__Exercise instructions__:
Repeat the listing in full, preserving every character.

## Start Record extracts

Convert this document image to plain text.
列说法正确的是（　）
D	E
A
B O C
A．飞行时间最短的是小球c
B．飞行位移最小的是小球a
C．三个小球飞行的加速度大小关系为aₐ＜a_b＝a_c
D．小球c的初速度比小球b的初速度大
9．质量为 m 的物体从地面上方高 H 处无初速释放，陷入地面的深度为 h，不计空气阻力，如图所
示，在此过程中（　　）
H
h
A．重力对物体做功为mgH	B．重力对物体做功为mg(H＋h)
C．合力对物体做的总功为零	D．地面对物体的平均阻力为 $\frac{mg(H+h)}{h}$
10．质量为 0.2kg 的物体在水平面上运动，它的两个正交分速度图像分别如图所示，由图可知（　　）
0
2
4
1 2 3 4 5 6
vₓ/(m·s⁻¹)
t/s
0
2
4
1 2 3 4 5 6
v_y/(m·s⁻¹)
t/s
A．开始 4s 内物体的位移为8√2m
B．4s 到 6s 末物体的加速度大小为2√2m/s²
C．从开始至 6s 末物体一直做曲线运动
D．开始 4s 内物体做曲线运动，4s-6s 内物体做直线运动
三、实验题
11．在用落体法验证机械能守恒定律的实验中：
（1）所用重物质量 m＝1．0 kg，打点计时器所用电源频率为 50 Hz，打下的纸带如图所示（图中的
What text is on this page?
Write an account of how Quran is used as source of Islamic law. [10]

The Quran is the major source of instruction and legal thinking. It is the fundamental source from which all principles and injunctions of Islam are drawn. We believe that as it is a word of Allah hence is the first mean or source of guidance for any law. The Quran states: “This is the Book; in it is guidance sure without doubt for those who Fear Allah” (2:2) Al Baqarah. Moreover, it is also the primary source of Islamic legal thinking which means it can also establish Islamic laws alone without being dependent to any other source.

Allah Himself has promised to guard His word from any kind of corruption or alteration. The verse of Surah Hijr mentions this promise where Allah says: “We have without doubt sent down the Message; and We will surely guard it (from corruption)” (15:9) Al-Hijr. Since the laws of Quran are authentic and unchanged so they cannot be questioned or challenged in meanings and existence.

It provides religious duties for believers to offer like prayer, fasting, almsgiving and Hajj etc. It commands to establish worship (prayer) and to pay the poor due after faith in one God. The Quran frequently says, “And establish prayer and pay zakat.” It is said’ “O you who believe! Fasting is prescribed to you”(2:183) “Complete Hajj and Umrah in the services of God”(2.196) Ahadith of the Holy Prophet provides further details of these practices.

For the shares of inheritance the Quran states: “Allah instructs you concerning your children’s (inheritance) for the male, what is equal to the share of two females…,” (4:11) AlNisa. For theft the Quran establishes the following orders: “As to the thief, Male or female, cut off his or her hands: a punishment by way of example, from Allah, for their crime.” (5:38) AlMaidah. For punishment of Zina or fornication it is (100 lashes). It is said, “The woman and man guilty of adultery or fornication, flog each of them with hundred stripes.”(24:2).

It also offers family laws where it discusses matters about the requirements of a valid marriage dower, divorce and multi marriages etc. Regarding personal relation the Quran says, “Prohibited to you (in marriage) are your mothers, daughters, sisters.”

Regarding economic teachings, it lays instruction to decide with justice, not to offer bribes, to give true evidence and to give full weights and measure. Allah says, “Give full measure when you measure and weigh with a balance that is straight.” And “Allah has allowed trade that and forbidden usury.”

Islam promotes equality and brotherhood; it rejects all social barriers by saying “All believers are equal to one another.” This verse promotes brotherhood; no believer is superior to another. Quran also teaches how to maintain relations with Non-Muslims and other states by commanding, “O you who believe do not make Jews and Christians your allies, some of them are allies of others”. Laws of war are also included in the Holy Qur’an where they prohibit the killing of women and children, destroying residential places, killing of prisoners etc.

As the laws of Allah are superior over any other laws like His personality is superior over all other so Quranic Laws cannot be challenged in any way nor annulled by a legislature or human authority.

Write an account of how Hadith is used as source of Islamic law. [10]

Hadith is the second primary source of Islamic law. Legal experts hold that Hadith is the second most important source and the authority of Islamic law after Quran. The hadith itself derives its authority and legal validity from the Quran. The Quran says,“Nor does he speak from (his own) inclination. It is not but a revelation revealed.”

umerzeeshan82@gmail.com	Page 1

## End Record extracts

__Result__:
Convert this document image to plain text.
列说法正确的是（　）
D	E
A
B O C
A．飞行时间最短的是小球c
B．飞行位移最小的是小球a
C．三个小球飞行的加速度大小关系为aₐ＜a_b＝a_c
D．小球c的初速度比小球b的初速度大
9．质量为 m 的物体从地面上方高 H 处无初速释放，陷入地面的深度为 h，不计空气阻力，如图所
示，在此过程中（　　）
H
h
A．重力对物体做功为mgH	B．重力对物体做功为mg(H＋h)
C．合力对物体做的总功为零	D．地面对物体的平均阻力为 $\frac{mg(H+h)}{h}$
10．质量为 0.2kg 的物体在水平面上运动，它的两个正交分速度图像分别如图所示，由图可知（　　）
0
2
4
1 2 3 4 5 6
vₓ/(m·s⁻¹)
t/s
0
2
4
1 2 3 4 5 6
v_y/(m·s⁻¹)
t/s
A．开始 4s 内物体的位移为8√2m
B．4s 到 6s 末物体的加速度大小为2√2m/s²
C．从开始至 6s 末物体一直做曲线运动
D．开始 4s 内物体做曲线运动，4s-6s 内物体做直线运动
三、实验题
11．在用落体法验证机械能守恒定律的实验中：
（1）所用重物质量 m＝1．0 kg，打点计时器所用电源频率为 50 Hz，打下的纸带如图所示（图中的
What text is on this page?
Write an account of how Quran is used as source of Islamic law. [10]

The Quran is the major source of instruction and legal thinking. It is the fundamental source from which all principles and injunctions of Islam are drawn. We believe that as it is a word of Allah hence is the first mean or source of guidance for any law. The Quran states: “This is the Book; in it is guidance sure without doubt for those who Fear Allah” (2:2) Al Baqarah. Moreover, it is also the primary source of Islamic legal thinking which means it can also establish Islamic laws alone without being dependent to any other source.

Allah Himself has promised to guard His word from any kind of corruption or alteration. The verse of Surah Hijr mentions this promise where Allah says: “We have without doubt sent down the Message; and We will surely guard it (from corruption)” (15:9) Al-Hijr. Since the laws of Quran are authentic and unchanged so they cannot be questioned or challenged in meanings and existence.

It provides religious duties for believers to offer like prayer, fasting, almsgiving and Hajj etc. It commands to establish worship (prayer) and to pay the poor due after faith in one God. The Quran frequently says, “And establish prayer and pay zakat.” It is said’ “O you who believe! Fasting is prescribed to you”(2:183) “Complete Hajj and Umrah in the services of God”(2.196) Ahadith of the Holy Prophet provides further details of these practices.

For the shares of inheritance the Quran states: “Allah instructs you concerning your children’s (inheritance) for the male, what is equal to the share of two females…,” (4:11) AlNisa. For theft the Quran establishes the following orders: “As to the thief, Male or female, cut off his or her hands: a punishment by way of example, from Allah, for their crime.” (5:38) AlMaidah. For punishment of Zina or fornication it is (100 lashes). It is said, “The woman and man guilty of adultery or fornication, flog each of them with hundred stripes.”(24:2).

It also offers family laws where it discusses matters about the requirements of a valid marriage dower, divorce and multi marriages etc. Regarding personal relation the Quran says, “Prohibited to you (in marriage) are your mothers, daughters, sisters.”

Regarding economic teachings, it lays instruction to decide with justice, not to offer bribes, to give true evidence and to give full weights and measure. Allah says, “Give full measure when you measure and weigh with a balance that is straight.” And “Allah has allowed trade that and forbidden usury.”

Islam promotes equality and brotherhood; it rejects all social barriers by saying “All believers are equal to one another.” This verse promotes brotherhood; no believer is superior to another. Quran also teaches how to maintain relations with Non-Muslims and other states by commanding, “O you who believe do not make Jews and Christians your allies, some of them are allies of others”. Laws of war are also included in the Holy Qur’an where they prohibit the killing of women and children, destroying residential places, killing of prisoners etc.

As the laws of Allah are superior over any other laws like His personality is superior over all other so Quranic Laws cannot be challenged in any way nor annulled by a legislature or human authority.

Write an account of how Hadith is used as source of Islamic law. [10]

Hadith is the second primary source of Islamic law. Legal experts hold that Hadith is the second most important source and the authority of Islamic law after Quran. The hadith itself derives its authority and legal validity from the Quran. The Quran says,“Nor does he speak from (his own) inclination. It is not but a revelation revealed.”

umerzeeshan82@gmail.com	Page 1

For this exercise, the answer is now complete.